[Collection entries]
■ ■ ■ ■ ■
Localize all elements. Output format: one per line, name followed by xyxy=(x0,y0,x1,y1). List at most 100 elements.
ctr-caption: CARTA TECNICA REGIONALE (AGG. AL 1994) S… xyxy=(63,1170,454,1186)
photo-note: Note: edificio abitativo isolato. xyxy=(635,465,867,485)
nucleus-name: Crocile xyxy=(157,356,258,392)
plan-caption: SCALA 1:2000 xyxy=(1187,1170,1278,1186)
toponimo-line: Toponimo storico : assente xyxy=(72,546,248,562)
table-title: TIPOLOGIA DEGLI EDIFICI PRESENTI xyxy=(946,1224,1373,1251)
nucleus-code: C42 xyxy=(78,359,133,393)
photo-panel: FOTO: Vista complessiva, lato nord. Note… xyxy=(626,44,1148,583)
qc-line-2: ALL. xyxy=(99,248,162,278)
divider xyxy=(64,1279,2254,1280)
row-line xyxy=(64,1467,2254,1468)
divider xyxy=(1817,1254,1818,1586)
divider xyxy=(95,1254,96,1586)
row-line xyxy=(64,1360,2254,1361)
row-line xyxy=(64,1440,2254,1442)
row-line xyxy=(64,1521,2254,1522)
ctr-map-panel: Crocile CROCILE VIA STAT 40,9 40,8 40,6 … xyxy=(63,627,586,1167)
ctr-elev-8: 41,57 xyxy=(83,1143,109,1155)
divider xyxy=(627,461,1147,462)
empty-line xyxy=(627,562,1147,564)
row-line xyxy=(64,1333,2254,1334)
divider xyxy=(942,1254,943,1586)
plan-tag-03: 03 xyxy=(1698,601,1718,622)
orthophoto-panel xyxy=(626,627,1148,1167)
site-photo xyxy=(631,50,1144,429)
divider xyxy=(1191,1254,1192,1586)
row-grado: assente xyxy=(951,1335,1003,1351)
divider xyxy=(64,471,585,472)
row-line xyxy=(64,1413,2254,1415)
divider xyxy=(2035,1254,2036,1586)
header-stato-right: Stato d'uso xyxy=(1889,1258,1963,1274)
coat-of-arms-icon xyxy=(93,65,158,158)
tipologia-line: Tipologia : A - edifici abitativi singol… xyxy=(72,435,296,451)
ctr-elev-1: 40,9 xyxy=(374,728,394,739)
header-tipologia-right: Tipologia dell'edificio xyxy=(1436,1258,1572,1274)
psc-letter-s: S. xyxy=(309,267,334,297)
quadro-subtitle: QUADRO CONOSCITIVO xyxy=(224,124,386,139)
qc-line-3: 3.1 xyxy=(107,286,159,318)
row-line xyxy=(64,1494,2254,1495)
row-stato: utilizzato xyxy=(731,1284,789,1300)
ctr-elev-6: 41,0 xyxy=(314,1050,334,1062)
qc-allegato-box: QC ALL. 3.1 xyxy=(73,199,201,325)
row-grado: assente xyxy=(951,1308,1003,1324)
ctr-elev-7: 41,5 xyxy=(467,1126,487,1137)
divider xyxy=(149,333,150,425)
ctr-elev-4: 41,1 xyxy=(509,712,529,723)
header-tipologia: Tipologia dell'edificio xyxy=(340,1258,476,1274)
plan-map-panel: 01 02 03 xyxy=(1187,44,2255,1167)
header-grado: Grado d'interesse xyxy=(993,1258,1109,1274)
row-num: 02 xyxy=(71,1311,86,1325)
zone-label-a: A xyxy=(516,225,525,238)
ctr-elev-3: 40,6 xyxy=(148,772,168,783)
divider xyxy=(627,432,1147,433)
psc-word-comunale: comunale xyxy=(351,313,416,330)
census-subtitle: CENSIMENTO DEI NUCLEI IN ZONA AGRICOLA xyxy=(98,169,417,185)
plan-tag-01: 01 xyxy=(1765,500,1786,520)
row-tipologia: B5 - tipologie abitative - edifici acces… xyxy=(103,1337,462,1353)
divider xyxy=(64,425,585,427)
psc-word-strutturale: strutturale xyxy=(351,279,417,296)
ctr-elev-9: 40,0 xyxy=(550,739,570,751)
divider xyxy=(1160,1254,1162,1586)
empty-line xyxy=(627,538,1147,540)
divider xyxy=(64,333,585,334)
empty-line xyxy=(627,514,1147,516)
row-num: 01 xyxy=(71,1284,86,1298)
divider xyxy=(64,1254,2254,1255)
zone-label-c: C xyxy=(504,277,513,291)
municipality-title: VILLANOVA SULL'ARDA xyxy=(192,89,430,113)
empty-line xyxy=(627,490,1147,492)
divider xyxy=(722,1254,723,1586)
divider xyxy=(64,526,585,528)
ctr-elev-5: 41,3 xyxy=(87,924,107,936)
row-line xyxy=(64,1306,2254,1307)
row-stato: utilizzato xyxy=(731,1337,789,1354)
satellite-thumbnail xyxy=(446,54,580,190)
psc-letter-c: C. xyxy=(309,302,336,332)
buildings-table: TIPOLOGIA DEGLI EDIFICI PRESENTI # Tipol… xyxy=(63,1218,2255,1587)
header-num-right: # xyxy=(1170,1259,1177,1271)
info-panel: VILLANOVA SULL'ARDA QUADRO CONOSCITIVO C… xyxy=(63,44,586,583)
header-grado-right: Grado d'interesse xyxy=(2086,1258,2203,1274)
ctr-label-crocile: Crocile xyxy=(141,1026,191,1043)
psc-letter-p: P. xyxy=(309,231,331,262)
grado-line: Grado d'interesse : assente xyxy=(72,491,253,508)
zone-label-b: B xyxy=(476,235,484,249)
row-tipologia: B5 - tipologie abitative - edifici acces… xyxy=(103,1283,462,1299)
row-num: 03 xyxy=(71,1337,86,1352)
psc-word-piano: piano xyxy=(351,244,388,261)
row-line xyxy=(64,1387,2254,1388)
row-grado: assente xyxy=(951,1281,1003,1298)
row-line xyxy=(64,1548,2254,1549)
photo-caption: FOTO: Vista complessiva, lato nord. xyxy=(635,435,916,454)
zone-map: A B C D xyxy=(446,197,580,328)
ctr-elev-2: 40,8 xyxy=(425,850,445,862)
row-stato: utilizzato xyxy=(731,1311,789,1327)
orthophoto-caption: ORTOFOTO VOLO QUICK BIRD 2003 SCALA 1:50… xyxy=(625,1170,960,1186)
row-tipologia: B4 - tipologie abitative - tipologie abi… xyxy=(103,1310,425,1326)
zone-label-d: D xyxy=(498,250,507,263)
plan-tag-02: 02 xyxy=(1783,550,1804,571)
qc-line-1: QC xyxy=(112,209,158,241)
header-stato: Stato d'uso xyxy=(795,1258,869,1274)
■ ■ ■ ■ ■
Rewrite the records above with "name followed by" changed to "label followed by" everywhere it appears, leaving everything else as it is.

EXERCISE SOLUTION =>
Localize all elements. Output format: one per line, label followed by xyxy=(x0,y0,x1,y1). List at most 100 elements.
ctr-caption: CARTA TECNICA REGIONALE (AGG. AL 1994) S… xyxy=(63,1170,454,1186)
photo-note: Note: edificio abitativo isolato. xyxy=(635,465,867,485)
nucleus-name: Crocile xyxy=(157,356,258,392)
plan-caption: SCALA 1:2000 xyxy=(1187,1170,1278,1186)
toponimo-line: Toponimo storico : assente xyxy=(72,546,248,562)
table-title: TIPOLOGIA DEGLI EDIFICI PRESENTI xyxy=(946,1224,1373,1251)
nucleus-code: C42 xyxy=(78,359,133,393)
photo-panel: FOTO: Vista complessiva, lato nord. Note… xyxy=(626,44,1148,583)
qc-line-2: ALL. xyxy=(99,248,162,278)
divider xyxy=(64,1279,2254,1280)
row-line xyxy=(64,1467,2254,1468)
divider xyxy=(1817,1254,1818,1586)
divider xyxy=(95,1254,96,1586)
row-line xyxy=(64,1360,2254,1361)
row-line xyxy=(64,1440,2254,1442)
row-line xyxy=(64,1521,2254,1522)
ctr-map-panel: Crocile CROCILE VIA STAT 40,9 40,8 40,6 … xyxy=(63,627,586,1167)
ctr-elev-8: 41,57 xyxy=(83,1143,109,1155)
divider xyxy=(627,461,1147,462)
empty-line xyxy=(627,562,1147,564)
row-line xyxy=(64,1333,2254,1334)
divider xyxy=(942,1254,943,1586)
plan-tag-03: 03 xyxy=(1698,601,1718,622)
orthophoto-panel xyxy=(626,627,1148,1167)
site-photo xyxy=(631,50,1144,429)
divider xyxy=(1191,1254,1192,1586)
row-grado: assente xyxy=(951,1335,1003,1351)
divider xyxy=(64,471,585,472)
row-line xyxy=(64,1413,2254,1415)
divider xyxy=(2035,1254,2036,1586)
header-stato-right: Stato d'uso xyxy=(1889,1258,1963,1274)
coat-of-arms-icon xyxy=(93,65,158,158)
tipologia-line: Tipologia : A - edifici abitativi singol… xyxy=(72,435,296,451)
ctr-elev-1: 40,9 xyxy=(374,728,394,739)
header-tipologia-right: Tipologia dell'edificio xyxy=(1436,1258,1572,1274)
psc-letter-s: S. xyxy=(309,267,334,297)
quadro-subtitle: QUADRO CONOSCITIVO xyxy=(224,124,386,139)
qc-line-3: 3.1 xyxy=(107,286,159,318)
row-line xyxy=(64,1494,2254,1495)
row-stato: utilizzato xyxy=(731,1284,789,1300)
ctr-elev-6: 41,0 xyxy=(314,1050,334,1062)
qc-allegato-box: QC ALL. 3.1 xyxy=(73,199,201,325)
row-grado: assente xyxy=(951,1308,1003,1324)
ctr-elev-7: 41,5 xyxy=(467,1126,487,1137)
divider xyxy=(149,333,150,425)
ctr-elev-4: 41,1 xyxy=(509,712,529,723)
header-tipologia: Tipologia dell'edificio xyxy=(340,1258,476,1274)
plan-map-panel: 01 02 03 xyxy=(1187,44,2255,1167)
header-grado: Grado d'interesse xyxy=(993,1258,1109,1274)
row-num: 02 xyxy=(71,1311,86,1325)
zone-label-a: A xyxy=(516,225,525,238)
ctr-elev-3: 40,6 xyxy=(148,772,168,783)
divider xyxy=(627,432,1147,433)
psc-word-comunale: comunale xyxy=(351,313,416,330)
census-subtitle: CENSIMENTO DEI NUCLEI IN ZONA AGRICOLA xyxy=(98,169,417,185)
plan-tag-01: 01 xyxy=(1765,500,1786,520)
row-tipologia: B5 - tipologie abitative - edifici acces… xyxy=(103,1337,462,1353)
divider xyxy=(64,425,585,427)
psc-word-strutturale: strutturale xyxy=(351,279,417,296)
ctr-elev-9: 40,0 xyxy=(550,739,570,751)
divider xyxy=(1160,1254,1162,1586)
empty-line xyxy=(627,538,1147,540)
divider xyxy=(64,333,585,334)
empty-line xyxy=(627,514,1147,516)
row-num: 01 xyxy=(71,1284,86,1298)
divider xyxy=(64,1254,2254,1255)
zone-label-c: C xyxy=(504,277,513,291)
municipality-title: VILLANOVA SULL'ARDA xyxy=(192,89,430,113)
empty-line xyxy=(627,490,1147,492)
divider xyxy=(722,1254,723,1586)
divider xyxy=(64,526,585,528)
ctr-elev-5: 41,3 xyxy=(87,924,107,936)
row-line xyxy=(64,1306,2254,1307)
row-stato: utilizzato xyxy=(731,1337,789,1354)
satellite-thumbnail xyxy=(446,54,580,190)
psc-letter-c: C. xyxy=(309,302,336,332)
buildings-table: TIPOLOGIA DEGLI EDIFICI PRESENTI # Tipol… xyxy=(63,1218,2255,1587)
header-num-right: # xyxy=(1170,1259,1177,1271)
info-panel: VILLANOVA SULL'ARDA QUADRO CONOSCITIVO C… xyxy=(63,44,586,583)
header-grado-right: Grado d'interesse xyxy=(2086,1258,2203,1274)
ctr-label-crocile: Crocile xyxy=(141,1026,191,1043)
psc-letter-p: P. xyxy=(309,231,331,262)
grado-line: Grado d'interesse : assente xyxy=(72,491,253,508)
zone-label-b: B xyxy=(476,235,484,249)
row-tipologia: B5 - tipologie abitative - edifici acces… xyxy=(103,1283,462,1299)
row-num: 03 xyxy=(71,1337,86,1352)
psc-word-piano: piano xyxy=(351,244,388,261)
row-line xyxy=(64,1387,2254,1388)
row-grado: assente xyxy=(951,1281,1003,1298)
row-line xyxy=(64,1548,2254,1549)
photo-caption: FOTO: Vista complessiva, lato nord. xyxy=(635,435,916,454)
zone-map: A B C D xyxy=(446,197,580,328)
ctr-elev-2: 40,8 xyxy=(425,850,445,862)
row-stato: utilizzato xyxy=(731,1311,789,1327)
orthophoto-caption: ORTOFOTO VOLO QUICK BIRD 2003 SCALA 1:50… xyxy=(625,1170,960,1186)
row-tipologia: B4 - tipologie abitative - tipologie abi… xyxy=(103,1310,425,1326)
zone-label-d: D xyxy=(498,250,507,263)
plan-tag-02: 02 xyxy=(1783,550,1804,571)
qc-line-1: QC xyxy=(112,209,158,241)
header-stato: Stato d'uso xyxy=(795,1258,869,1274)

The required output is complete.